Set exercise:
Copy out all lines carrying the word "Relative".

Supplied information:
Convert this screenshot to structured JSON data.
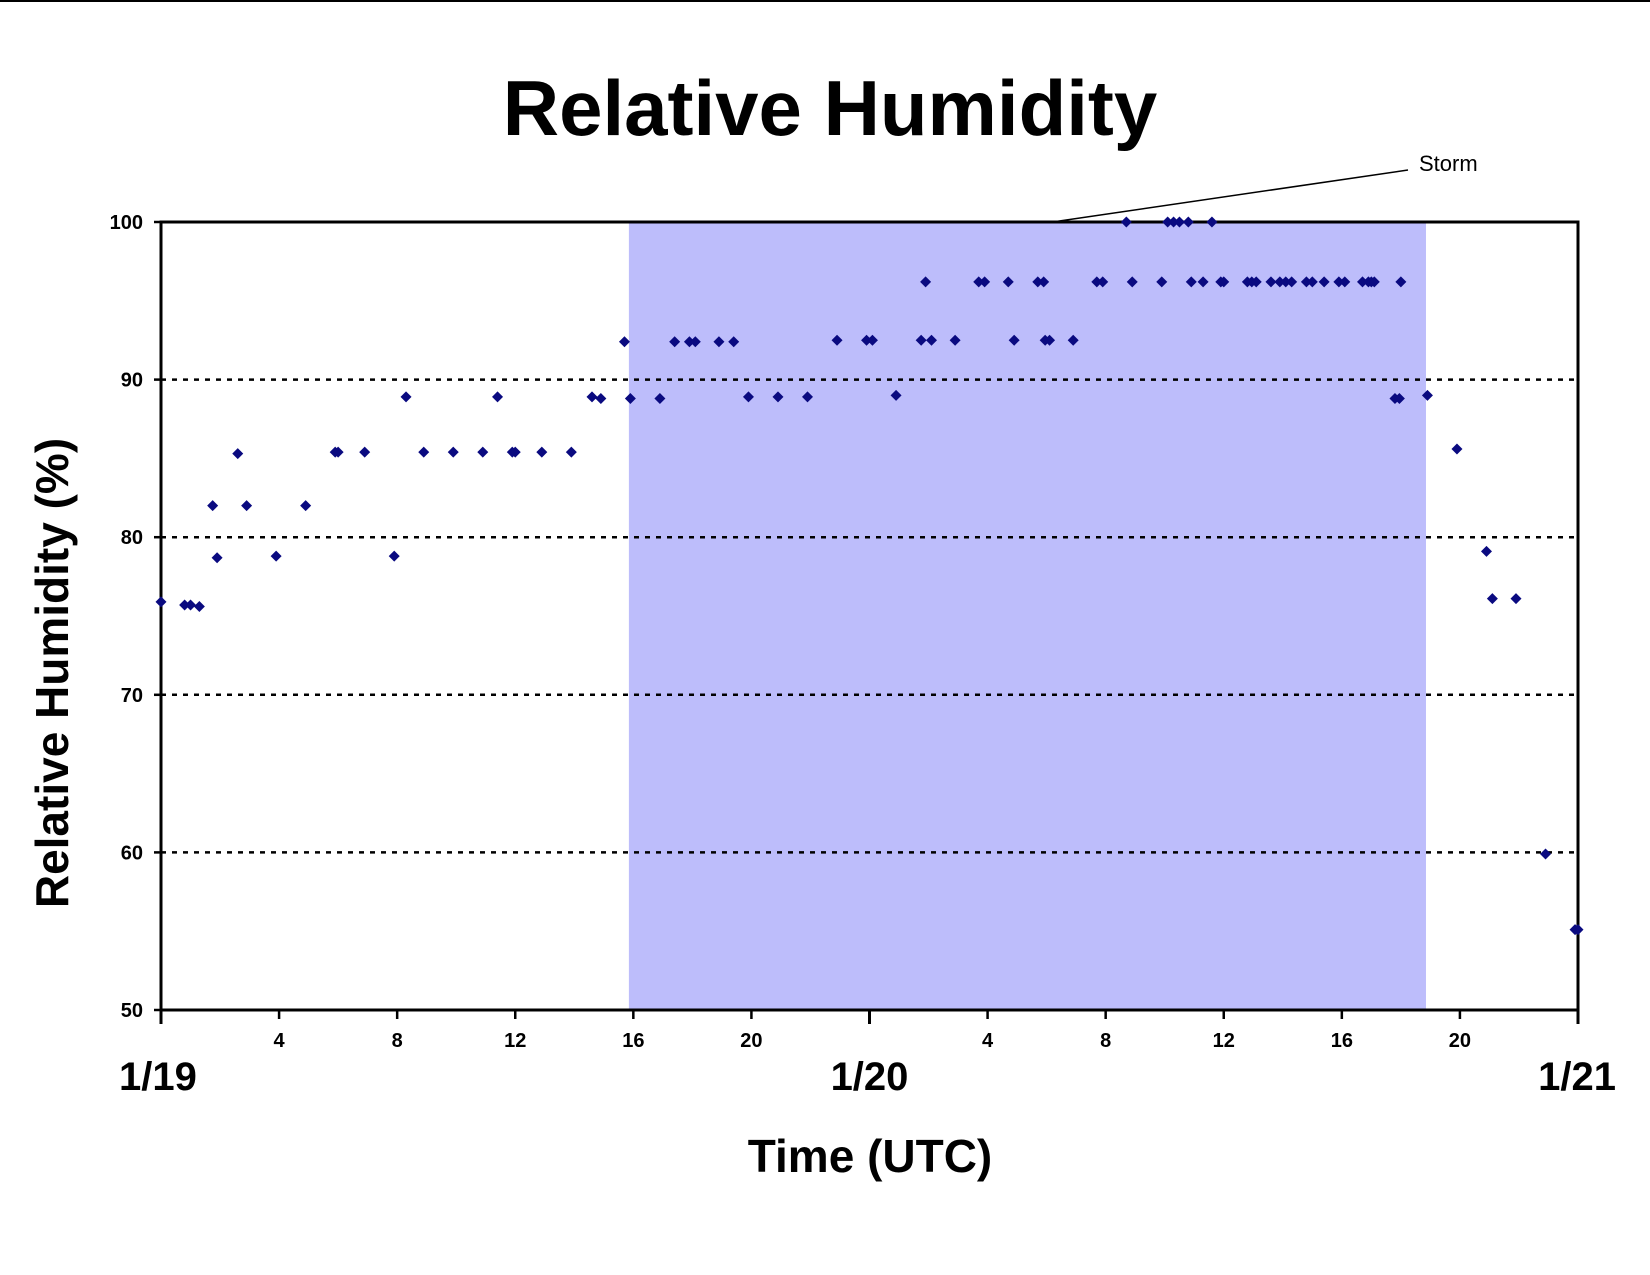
{
  "chart_data": {
    "type": "scatter",
    "title": "Relative Humidity",
    "xlabel": "Time (UTC)",
    "ylabel": "Relative Humidity (%)",
    "ylim": [
      50,
      100
    ],
    "yticks": [
      50,
      60,
      70,
      80,
      90,
      100
    ],
    "xlim_hours": [
      0,
      48
    ],
    "hour_ticks": [
      {
        "hour": 4,
        "label": "4"
      },
      {
        "hour": 8,
        "label": "8"
      },
      {
        "hour": 12,
        "label": "12"
      },
      {
        "hour": 16,
        "label": "16"
      },
      {
        "hour": 20,
        "label": "20"
      },
      {
        "hour": 28,
        "label": "4"
      },
      {
        "hour": 32,
        "label": "8"
      },
      {
        "hour": 36,
        "label": "12"
      },
      {
        "hour": 40,
        "label": "16"
      },
      {
        "hour": 44,
        "label": "20"
      }
    ],
    "day_labels": [
      {
        "hour": 0,
        "label": "1/19"
      },
      {
        "hour": 24,
        "label": "1/20"
      },
      {
        "hour": 48,
        "label": "1/21"
      }
    ],
    "grid": "horizontal dotted at 60, 70, 80, 90",
    "marker_color": "#0a0a80",
    "shaded_region": {
      "label": "Storm",
      "x_start_hours": 15.85,
      "x_end_hours": 42.85,
      "color": "#bdbdfb"
    },
    "annotations": [
      {
        "text": "Storm"
      }
    ],
    "series": [
      {
        "points": [
          [
            0.0,
            75.9
          ],
          [
            0.8,
            75.7
          ],
          [
            1.0,
            75.7
          ],
          [
            1.3,
            75.6
          ],
          [
            1.75,
            82.0
          ],
          [
            1.9,
            78.7
          ],
          [
            2.6,
            85.3
          ],
          [
            2.9,
            82.0
          ],
          [
            3.9,
            78.8
          ],
          [
            4.9,
            82.0
          ],
          [
            5.9,
            85.4
          ],
          [
            6.0,
            85.4
          ],
          [
            6.9,
            85.4
          ],
          [
            7.9,
            78.8
          ],
          [
            8.3,
            88.9
          ],
          [
            8.9,
            85.4
          ],
          [
            9.9,
            85.4
          ],
          [
            10.9,
            85.4
          ],
          [
            11.4,
            88.9
          ],
          [
            11.9,
            85.4
          ],
          [
            12.0,
            85.4
          ],
          [
            12.9,
            85.4
          ],
          [
            13.9,
            85.4
          ],
          [
            14.6,
            88.9
          ],
          [
            14.9,
            88.8
          ],
          [
            15.7,
            92.4
          ],
          [
            15.9,
            88.8
          ],
          [
            16.9,
            88.8
          ],
          [
            17.4,
            92.4
          ],
          [
            17.9,
            92.4
          ],
          [
            18.1,
            92.4
          ],
          [
            18.9,
            92.4
          ],
          [
            19.4,
            92.4
          ],
          [
            19.9,
            88.9
          ],
          [
            20.9,
            88.9
          ],
          [
            21.9,
            88.9
          ],
          [
            22.9,
            92.5
          ],
          [
            23.9,
            92.5
          ],
          [
            24.1,
            92.5
          ],
          [
            24.9,
            89.0
          ],
          [
            25.75,
            92.5
          ],
          [
            25.9,
            96.2
          ],
          [
            26.1,
            92.5
          ],
          [
            26.9,
            92.5
          ],
          [
            27.7,
            96.2
          ],
          [
            27.9,
            96.2
          ],
          [
            28.7,
            96.2
          ],
          [
            28.9,
            92.5
          ],
          [
            29.7,
            96.2
          ],
          [
            29.9,
            96.2
          ],
          [
            29.95,
            92.5
          ],
          [
            30.1,
            92.5
          ],
          [
            30.9,
            92.5
          ],
          [
            31.7,
            96.2
          ],
          [
            31.9,
            96.2
          ],
          [
            32.7,
            100.0
          ],
          [
            32.9,
            96.2
          ],
          [
            33.9,
            96.2
          ],
          [
            34.1,
            100.0
          ],
          [
            34.3,
            100.0
          ],
          [
            34.5,
            100.0
          ],
          [
            34.8,
            100.0
          ],
          [
            34.9,
            96.2
          ],
          [
            35.3,
            96.2
          ],
          [
            35.6,
            100.0
          ],
          [
            35.9,
            96.2
          ],
          [
            36.0,
            96.2
          ],
          [
            36.8,
            96.2
          ],
          [
            36.95,
            96.2
          ],
          [
            37.1,
            96.2
          ],
          [
            37.6,
            96.2
          ],
          [
            37.9,
            96.2
          ],
          [
            38.1,
            96.2
          ],
          [
            38.3,
            96.2
          ],
          [
            38.8,
            96.2
          ],
          [
            39.0,
            96.2
          ],
          [
            39.4,
            96.2
          ],
          [
            39.9,
            96.2
          ],
          [
            40.1,
            96.2
          ],
          [
            40.7,
            96.2
          ],
          [
            40.9,
            96.2
          ],
          [
            41.0,
            96.2
          ],
          [
            41.1,
            96.2
          ],
          [
            41.8,
            88.8
          ],
          [
            41.95,
            88.8
          ],
          [
            42.0,
            96.2
          ],
          [
            42.9,
            89.0
          ],
          [
            43.9,
            85.6
          ],
          [
            44.9,
            79.1
          ],
          [
            45.1,
            76.1
          ],
          [
            45.9,
            76.1
          ],
          [
            46.9,
            59.9
          ],
          [
            47.9,
            55.1
          ],
          [
            48.0,
            55.1
          ]
        ]
      }
    ]
  }
}
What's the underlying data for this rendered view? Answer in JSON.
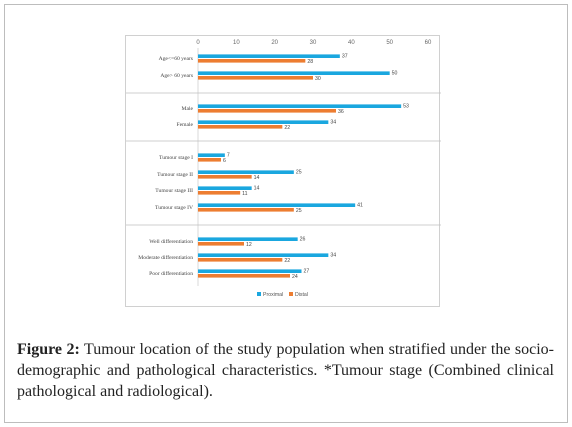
{
  "caption": {
    "label": "Figure 2:",
    "text": "Tumour location of the study population when stratified under the socio-demographic and pathological characteristics. *Tumour stage (Combined clinical pathological and radiological)."
  },
  "chart_data": {
    "type": "bar",
    "orientation": "horizontal",
    "xlim": [
      0,
      60
    ],
    "ticks": [
      0,
      10,
      20,
      30,
      40,
      50,
      60
    ],
    "grid": false,
    "legend_position": "bottom",
    "colors": {
      "proximal": "#1aa7df",
      "distal": "#ed7d31"
    },
    "groups": [
      {
        "categories": [
          "Age<=60 years",
          "Age> 60 years"
        ]
      },
      {
        "categories": [
          "Male",
          "Female"
        ]
      },
      {
        "categories": [
          "Tumour stage I",
          "Tumour stage II",
          "Tumour stage III",
          "Tumour stage IV"
        ]
      },
      {
        "categories": [
          "Well differentiation",
          "Moderate differentiation",
          "Poor differentiation"
        ]
      }
    ],
    "series": [
      {
        "name": "Proximal",
        "values": [
          37,
          50,
          53,
          34,
          7,
          25,
          14,
          41,
          26,
          34,
          27
        ]
      },
      {
        "name": "Distal",
        "values": [
          28,
          30,
          36,
          22,
          6,
          14,
          11,
          25,
          12,
          22,
          24
        ]
      }
    ]
  }
}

The solution:
    "title": "Relative Humidity",
    "ylabel": "Relative Humidity (%)",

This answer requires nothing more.